--- WORK TO COMPLETE ---
Copy out every line exactly as given.

--- PROVIDED MATERIAL ---

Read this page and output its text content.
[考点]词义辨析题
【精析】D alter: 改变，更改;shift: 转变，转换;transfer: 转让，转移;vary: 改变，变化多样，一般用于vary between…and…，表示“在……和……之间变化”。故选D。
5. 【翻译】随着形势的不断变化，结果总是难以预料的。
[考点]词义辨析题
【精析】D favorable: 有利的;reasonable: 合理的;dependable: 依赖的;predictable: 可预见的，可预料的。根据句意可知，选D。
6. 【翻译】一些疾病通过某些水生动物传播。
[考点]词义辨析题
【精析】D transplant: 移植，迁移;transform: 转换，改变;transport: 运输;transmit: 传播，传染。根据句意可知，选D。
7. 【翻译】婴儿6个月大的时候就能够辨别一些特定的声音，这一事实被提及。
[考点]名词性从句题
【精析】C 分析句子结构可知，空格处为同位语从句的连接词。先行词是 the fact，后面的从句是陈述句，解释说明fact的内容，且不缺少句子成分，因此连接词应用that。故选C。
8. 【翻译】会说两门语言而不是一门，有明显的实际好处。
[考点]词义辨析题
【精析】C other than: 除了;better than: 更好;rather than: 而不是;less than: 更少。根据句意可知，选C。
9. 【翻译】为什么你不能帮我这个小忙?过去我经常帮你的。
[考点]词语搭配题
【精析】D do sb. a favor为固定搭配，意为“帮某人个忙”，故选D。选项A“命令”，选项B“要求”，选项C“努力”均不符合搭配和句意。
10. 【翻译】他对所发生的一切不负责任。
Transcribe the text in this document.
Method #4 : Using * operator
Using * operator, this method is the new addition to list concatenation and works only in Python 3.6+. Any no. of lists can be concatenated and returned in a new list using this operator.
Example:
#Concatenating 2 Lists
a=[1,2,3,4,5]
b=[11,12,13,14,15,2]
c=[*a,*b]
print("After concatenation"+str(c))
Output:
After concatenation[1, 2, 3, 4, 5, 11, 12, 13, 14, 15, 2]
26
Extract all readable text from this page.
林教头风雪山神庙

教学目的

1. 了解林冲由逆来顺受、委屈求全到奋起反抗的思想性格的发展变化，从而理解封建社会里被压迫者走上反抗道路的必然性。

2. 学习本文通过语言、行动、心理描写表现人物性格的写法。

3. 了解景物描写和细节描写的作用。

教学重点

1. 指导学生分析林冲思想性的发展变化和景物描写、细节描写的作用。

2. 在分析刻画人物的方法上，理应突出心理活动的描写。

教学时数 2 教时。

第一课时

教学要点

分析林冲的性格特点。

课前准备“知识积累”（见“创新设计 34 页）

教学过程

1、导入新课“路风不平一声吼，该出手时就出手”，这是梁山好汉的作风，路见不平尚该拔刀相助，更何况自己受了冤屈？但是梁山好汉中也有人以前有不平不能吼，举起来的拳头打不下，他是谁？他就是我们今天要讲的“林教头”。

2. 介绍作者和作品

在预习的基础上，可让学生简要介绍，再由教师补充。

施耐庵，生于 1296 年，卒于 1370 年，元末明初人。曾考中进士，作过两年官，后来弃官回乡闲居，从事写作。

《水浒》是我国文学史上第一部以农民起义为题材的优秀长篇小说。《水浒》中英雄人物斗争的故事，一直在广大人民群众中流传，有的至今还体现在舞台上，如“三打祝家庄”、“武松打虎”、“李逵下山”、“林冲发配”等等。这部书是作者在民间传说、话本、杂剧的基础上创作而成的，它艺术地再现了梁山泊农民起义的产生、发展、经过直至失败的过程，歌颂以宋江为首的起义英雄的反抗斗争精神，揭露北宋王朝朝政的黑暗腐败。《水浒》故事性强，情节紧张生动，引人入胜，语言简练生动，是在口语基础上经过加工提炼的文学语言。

--- WRITTEN RESPONSE ---
Read this page and output its text content.
[考点]词义辨析题
【精析】D alter: 改变，更改;shift: 转变，转换;transfer: 转让，转移;vary: 改变，变化多样，一般用于vary between…and…，表示“在……和……之间变化”。故选D。
5. 【翻译】随着形势的不断变化，结果总是难以预料的。
[考点]词义辨析题
【精析】D favorable: 有利的;reasonable: 合理的;dependable: 依赖的;predictable: 可预见的，可预料的。根据句意可知，选D。
6. 【翻译】一些疾病通过某些水生动物传播。
[考点]词义辨析题
【精析】D transplant: 移植，迁移;transform: 转换，改变;transport: 运输;transmit: 传播，传染。根据句意可知，选D。
7. 【翻译】婴儿6个月大的时候就能够辨别一些特定的声音，这一事实被提及。
[考点]名词性从句题
【精析】C 分析句子结构可知，空格处为同位语从句的连接词。先行词是 the fact，后面的从句是陈述句，解释说明fact的内容，且不缺少句子成分，因此连接词应用that。故选C。
8. 【翻译】会说两门语言而不是一门，有明显的实际好处。
[考点]词义辨析题
【精析】C other than: 除了;better than: 更好;rather than: 而不是;less than: 更少。根据句意可知，选C。
9. 【翻译】为什么你不能帮我这个小忙?过去我经常帮你的。
[考点]词语搭配题
【精析】D do sb. a favor为固定搭配，意为“帮某人个忙”，故选D。选项A“命令”，选项B“要求”，选项C“努力”均不符合搭配和句意。
10. 【翻译】他对所发生的一切不负责任。
Transcribe the text in this document.
Method #4 : Using * operator
Using * operator, this method is the new addition to list concatenation and works only in Python 3.6+. Any no. of lists can be concatenated and returned in a new list using this operator.
Example:
#Concatenating 2 Lists
a=[1,2,3,4,5]
b=[11,12,13,14,15,2]
c=[*a,*b]
print("After concatenation"+str(c))
Output:
After concatenation[1, 2, 3, 4, 5, 11, 12, 13, 14, 15, 2]
26
Extract all readable text from this page.
林教头风雪山神庙

教学目的

1. 了解林冲由逆来顺受、委屈求全到奋起反抗的思想性格的发展变化，从而理解封建社会里被压迫者走上反抗道路的必然性。

2. 学习本文通过语言、行动、心理描写表现人物性格的写法。

3. 了解景物描写和细节描写的作用。

教学重点

1. 指导学生分析林冲思想性的发展变化和景物描写、细节描写的作用。

2. 在分析刻画人物的方法上，理应突出心理活动的描写。

教学时数 2 教时。

第一课时

教学要点

分析林冲的性格特点。

课前准备“知识积累”（见“创新设计 34 页）

教学过程

1、导入新课“路风不平一声吼，该出手时就出手”，这是梁山好汉的作风，路见不平尚该拔刀相助，更何况自己受了冤屈？但是梁山好汉中也有人以前有不平不能吼，举起来的拳头打不下，他是谁？他就是我们今天要讲的“林教头”。

2. 介绍作者和作品

在预习的基础上，可让学生简要介绍，再由教师补充。

施耐庵，生于 1296 年，卒于 1370 年，元末明初人。曾考中进士，作过两年官，后来弃官回乡闲居，从事写作。

《水浒》是我国文学史上第一部以农民起义为题材的优秀长篇小说。《水浒》中英雄人物斗争的故事，一直在广大人民群众中流传，有的至今还体现在舞台上，如“三打祝家庄”、“武松打虎”、“李逵下山”、“林冲发配”等等。这部书是作者在民间传说、话本、杂剧的基础上创作而成的，它艺术地再现了梁山泊农民起义的产生、发展、经过直至失败的过程，歌颂以宋江为首的起义英雄的反抗斗争精神，揭露北宋王朝朝政的黑暗腐败。《水浒》故事性强，情节紧张生动，引人入胜，语言简练生动，是在口语基础上经过加工提炼的文学语言。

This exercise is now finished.